═══ SUPPLIED MATERIAL

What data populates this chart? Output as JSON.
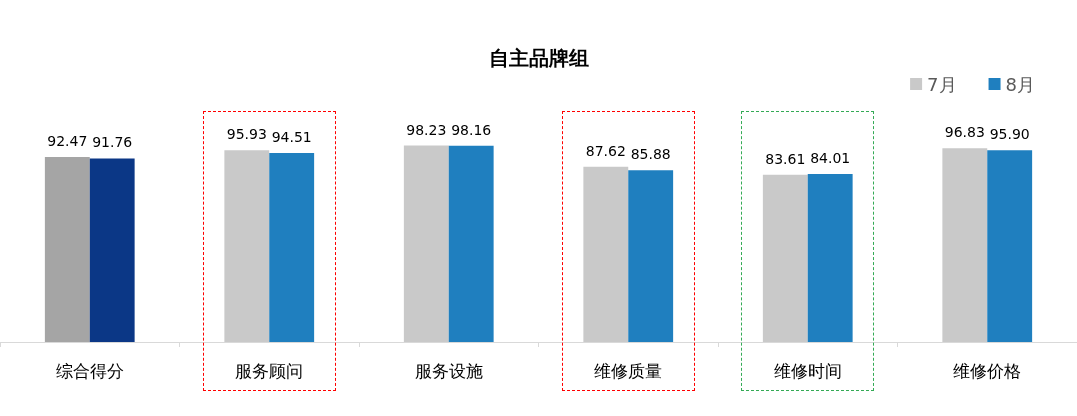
{
  "chart_data": {
    "type": "bar",
    "title": "自主品牌组",
    "categories": [
      "综合得分",
      "服务顾问",
      "服务设施",
      "维修质量",
      "维修时间",
      "维修价格"
    ],
    "series": [
      {
        "name": "7月",
        "color": "#c9c9c9",
        "colors": [
          "#a5a5a5",
          "#c9c9c9",
          "#c9c9c9",
          "#c9c9c9",
          "#c9c9c9",
          "#c9c9c9"
        ],
        "values": [
          92.47,
          95.93,
          98.23,
          87.62,
          83.61,
          96.83
        ],
        "value_labels": [
          "92.47",
          "95.93",
          "98.23",
          "87.62",
          "83.61",
          "96.83"
        ]
      },
      {
        "name": "8月",
        "color": "#1f7fbf",
        "colors": [
          "#0b3786",
          "#1f7fbf",
          "#1f7fbf",
          "#1f7fbf",
          "#1f7fbf",
          "#1f7fbf"
        ],
        "values": [
          91.76,
          94.51,
          98.16,
          85.88,
          84.01,
          95.9
        ],
        "value_labels": [
          "91.76",
          "94.51",
          "98.16",
          "85.88",
          "84.01",
          "95.90"
        ]
      }
    ],
    "tick_labels": "x",
    "legend": "top right"
  }
}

══════

DIRECTION | Take the listing and print it again exactly, but without any pictures.

ANSWER FOR THE TASK |
What data populates this chart? Output as JSON.
{
  "chart_data": {
    "type": "bar",
    "title": "自主品牌组",
    "categories": [
      "综合得分",
      "服务顾问",
      "服务设施",
      "维修质量",
      "维修时间",
      "维修价格"
    ],
    "series": [
      {
        "name": "7月",
        "color": "#c9c9c9",
        "colors": [
          "#a5a5a5",
          "#c9c9c9",
          "#c9c9c9",
          "#c9c9c9",
          "#c9c9c9",
          "#c9c9c9"
        ],
        "values": [
          92.47,
          95.93,
          98.23,
          87.62,
          83.61,
          96.83
        ],
        "value_labels": [
          "92.47",
          "95.93",
          "98.23",
          "87.62",
          "83.61",
          "96.83"
        ]
      },
      {
        "name": "8月",
        "color": "#1f7fbf",
        "colors": [
          "#0b3786",
          "#1f7fbf",
          "#1f7fbf",
          "#1f7fbf",
          "#1f7fbf",
          "#1f7fbf"
        ],
        "values": [
          91.76,
          94.51,
          98.16,
          85.88,
          84.01,
          95.9
        ],
        "value_labels": [
          "91.76",
          "94.51",
          "98.16",
          "85.88",
          "84.01",
          "95.90"
        ]
      }
    ],
    "tick_labels": "x",
    "legend": "top right"
  }
}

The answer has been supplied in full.